##### Exercise inputs

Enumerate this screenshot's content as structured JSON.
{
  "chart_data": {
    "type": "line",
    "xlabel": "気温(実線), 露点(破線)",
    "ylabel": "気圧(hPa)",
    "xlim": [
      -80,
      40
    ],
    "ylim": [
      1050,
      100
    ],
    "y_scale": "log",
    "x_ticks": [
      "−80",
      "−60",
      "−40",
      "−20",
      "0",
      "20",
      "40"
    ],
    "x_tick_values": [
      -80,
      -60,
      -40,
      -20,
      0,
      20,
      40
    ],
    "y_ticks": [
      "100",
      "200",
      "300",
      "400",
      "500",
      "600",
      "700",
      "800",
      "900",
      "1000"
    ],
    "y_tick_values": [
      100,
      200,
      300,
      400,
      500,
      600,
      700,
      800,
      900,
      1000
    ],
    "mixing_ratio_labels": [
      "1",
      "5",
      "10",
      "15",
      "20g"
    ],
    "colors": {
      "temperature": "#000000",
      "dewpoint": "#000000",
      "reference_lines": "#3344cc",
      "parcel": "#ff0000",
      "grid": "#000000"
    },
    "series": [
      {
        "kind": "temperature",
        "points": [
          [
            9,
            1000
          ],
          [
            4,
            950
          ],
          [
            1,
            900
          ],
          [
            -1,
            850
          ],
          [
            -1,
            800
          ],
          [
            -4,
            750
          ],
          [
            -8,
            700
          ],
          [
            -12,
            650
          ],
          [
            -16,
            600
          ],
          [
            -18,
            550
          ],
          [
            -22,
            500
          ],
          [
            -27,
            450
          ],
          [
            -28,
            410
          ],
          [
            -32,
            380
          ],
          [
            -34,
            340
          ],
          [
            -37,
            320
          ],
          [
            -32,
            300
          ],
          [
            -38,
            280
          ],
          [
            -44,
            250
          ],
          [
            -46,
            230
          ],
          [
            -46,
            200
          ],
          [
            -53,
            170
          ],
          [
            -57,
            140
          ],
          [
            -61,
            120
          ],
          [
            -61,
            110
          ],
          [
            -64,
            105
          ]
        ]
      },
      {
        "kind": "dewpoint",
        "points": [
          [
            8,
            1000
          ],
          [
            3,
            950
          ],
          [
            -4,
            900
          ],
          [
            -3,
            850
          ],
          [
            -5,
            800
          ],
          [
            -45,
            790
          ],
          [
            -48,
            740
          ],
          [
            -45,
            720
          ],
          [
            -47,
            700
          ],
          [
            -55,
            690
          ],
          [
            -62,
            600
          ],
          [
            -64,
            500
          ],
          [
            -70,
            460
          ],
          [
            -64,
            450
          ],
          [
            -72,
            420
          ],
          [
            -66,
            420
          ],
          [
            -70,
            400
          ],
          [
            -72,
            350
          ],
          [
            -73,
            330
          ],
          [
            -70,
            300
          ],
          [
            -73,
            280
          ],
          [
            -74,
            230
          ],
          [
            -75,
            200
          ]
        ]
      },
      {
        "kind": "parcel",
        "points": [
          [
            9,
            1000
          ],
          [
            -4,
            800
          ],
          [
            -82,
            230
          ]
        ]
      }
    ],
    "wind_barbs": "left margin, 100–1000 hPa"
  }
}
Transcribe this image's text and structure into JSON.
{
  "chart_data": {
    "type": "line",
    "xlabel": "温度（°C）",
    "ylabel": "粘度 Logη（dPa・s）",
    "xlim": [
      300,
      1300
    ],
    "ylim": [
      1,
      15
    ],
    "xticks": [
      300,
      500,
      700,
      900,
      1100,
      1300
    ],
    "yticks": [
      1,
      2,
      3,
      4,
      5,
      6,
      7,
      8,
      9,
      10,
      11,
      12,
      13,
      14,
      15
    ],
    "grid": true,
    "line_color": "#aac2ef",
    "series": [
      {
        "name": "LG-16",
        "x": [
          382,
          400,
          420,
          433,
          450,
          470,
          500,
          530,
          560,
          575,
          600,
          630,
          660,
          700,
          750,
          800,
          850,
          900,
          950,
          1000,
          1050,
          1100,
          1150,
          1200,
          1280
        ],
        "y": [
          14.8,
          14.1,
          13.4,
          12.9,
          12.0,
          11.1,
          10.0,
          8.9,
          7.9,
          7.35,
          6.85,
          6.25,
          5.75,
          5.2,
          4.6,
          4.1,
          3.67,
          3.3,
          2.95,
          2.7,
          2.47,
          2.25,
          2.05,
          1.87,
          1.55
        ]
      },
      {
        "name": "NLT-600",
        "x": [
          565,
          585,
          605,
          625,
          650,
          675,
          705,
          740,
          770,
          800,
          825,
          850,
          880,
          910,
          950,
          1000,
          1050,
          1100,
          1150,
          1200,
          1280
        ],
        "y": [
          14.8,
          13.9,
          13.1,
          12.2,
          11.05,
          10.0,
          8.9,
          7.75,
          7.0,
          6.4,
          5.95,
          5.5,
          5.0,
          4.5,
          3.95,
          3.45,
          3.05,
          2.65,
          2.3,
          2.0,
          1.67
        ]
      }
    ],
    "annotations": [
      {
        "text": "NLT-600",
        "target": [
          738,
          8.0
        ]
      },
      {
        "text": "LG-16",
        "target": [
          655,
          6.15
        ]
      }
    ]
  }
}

##########

> _What is required_
All of the lines above need to be given again exactly.

> _Exercise output_
Enumerate this screenshot's content as structured JSON.
{
  "chart_data": {
    "type": "line",
    "xlabel": "気温(実線), 露点(破線)",
    "ylabel": "気圧(hPa)",
    "xlim": [
      -80,
      40
    ],
    "ylim": [
      1050,
      100
    ],
    "y_scale": "log",
    "x_ticks": [
      "−80",
      "−60",
      "−40",
      "−20",
      "0",
      "20",
      "40"
    ],
    "x_tick_values": [
      -80,
      -60,
      -40,
      -20,
      0,
      20,
      40
    ],
    "y_ticks": [
      "100",
      "200",
      "300",
      "400",
      "500",
      "600",
      "700",
      "800",
      "900",
      "1000"
    ],
    "y_tick_values": [
      100,
      200,
      300,
      400,
      500,
      600,
      700,
      800,
      900,
      1000
    ],
    "mixing_ratio_labels": [
      "1",
      "5",
      "10",
      "15",
      "20g"
    ],
    "colors": {
      "temperature": "#000000",
      "dewpoint": "#000000",
      "reference_lines": "#3344cc",
      "parcel": "#ff0000",
      "grid": "#000000"
    },
    "series": [
      {
        "kind": "temperature",
        "points": [
          [
            9,
            1000
          ],
          [
            4,
            950
          ],
          [
            1,
            900
          ],
          [
            -1,
            850
          ],
          [
            -1,
            800
          ],
          [
            -4,
            750
          ],
          [
            -8,
            700
          ],
          [
            -12,
            650
          ],
          [
            -16,
            600
          ],
          [
            -18,
            550
          ],
          [
            -22,
            500
          ],
          [
            -27,
            450
          ],
          [
            -28,
            410
          ],
          [
            -32,
            380
          ],
          [
            -34,
            340
          ],
          [
            -37,
            320
          ],
          [
            -32,
            300
          ],
          [
            -38,
            280
          ],
          [
            -44,
            250
          ],
          [
            -46,
            230
          ],
          [
            -46,
            200
          ],
          [
            -53,
            170
          ],
          [
            -57,
            140
          ],
          [
            -61,
            120
          ],
          [
            -61,
            110
          ],
          [
            -64,
            105
          ]
        ]
      },
      {
        "kind": "dewpoint",
        "points": [
          [
            8,
            1000
          ],
          [
            3,
            950
          ],
          [
            -4,
            900
          ],
          [
            -3,
            850
          ],
          [
            -5,
            800
          ],
          [
            -45,
            790
          ],
          [
            -48,
            740
          ],
          [
            -45,
            720
          ],
          [
            -47,
            700
          ],
          [
            -55,
            690
          ],
          [
            -62,
            600
          ],
          [
            -64,
            500
          ],
          [
            -70,
            460
          ],
          [
            -64,
            450
          ],
          [
            -72,
            420
          ],
          [
            -66,
            420
          ],
          [
            -70,
            400
          ],
          [
            -72,
            350
          ],
          [
            -73,
            330
          ],
          [
            -70,
            300
          ],
          [
            -73,
            280
          ],
          [
            -74,
            230
          ],
          [
            -75,
            200
          ]
        ]
      },
      {
        "kind": "parcel",
        "points": [
          [
            9,
            1000
          ],
          [
            -4,
            800
          ],
          [
            -82,
            230
          ]
        ]
      }
    ],
    "wind_barbs": "left margin, 100–1000 hPa"
  }
}
Transcribe this image's text and structure into JSON.
{
  "chart_data": {
    "type": "line",
    "xlabel": "温度（°C）",
    "ylabel": "粘度 Logη（dPa・s）",
    "xlim": [
      300,
      1300
    ],
    "ylim": [
      1,
      15
    ],
    "xticks": [
      300,
      500,
      700,
      900,
      1100,
      1300
    ],
    "yticks": [
      1,
      2,
      3,
      4,
      5,
      6,
      7,
      8,
      9,
      10,
      11,
      12,
      13,
      14,
      15
    ],
    "grid": true,
    "line_color": "#aac2ef",
    "series": [
      {
        "name": "LG-16",
        "x": [
          382,
          400,
          420,
          433,
          450,
          470,
          500,
          530,
          560,
          575,
          600,
          630,
          660,
          700,
          750,
          800,
          850,
          900,
          950,
          1000,
          1050,
          1100,
          1150,
          1200,
          1280
        ],
        "y": [
          14.8,
          14.1,
          13.4,
          12.9,
          12.0,
          11.1,
          10.0,
          8.9,
          7.9,
          7.35,
          6.85,
          6.25,
          5.75,
          5.2,
          4.6,
          4.1,
          3.67,
          3.3,
          2.95,
          2.7,
          2.47,
          2.25,
          2.05,
          1.87,
          1.55
        ]
      },
      {
        "name": "NLT-600",
        "x": [
          565,
          585,
          605,
          625,
          650,
          675,
          705,
          740,
          770,
          800,
          825,
          850,
          880,
          910,
          950,
          1000,
          1050,
          1100,
          1150,
          1200,
          1280
        ],
        "y": [
          14.8,
          13.9,
          13.1,
          12.2,
          11.05,
          10.0,
          8.9,
          7.75,
          7.0,
          6.4,
          5.95,
          5.5,
          5.0,
          4.5,
          3.95,
          3.45,
          3.05,
          2.65,
          2.3,
          2.0,
          1.67
        ]
      }
    ],
    "annotations": [
      {
        "text": "NLT-600",
        "target": [
          738,
          8.0
        ]
      },
      {
        "text": "LG-16",
        "target": [
          655,
          6.15
        ]
      }
    ]
  }
}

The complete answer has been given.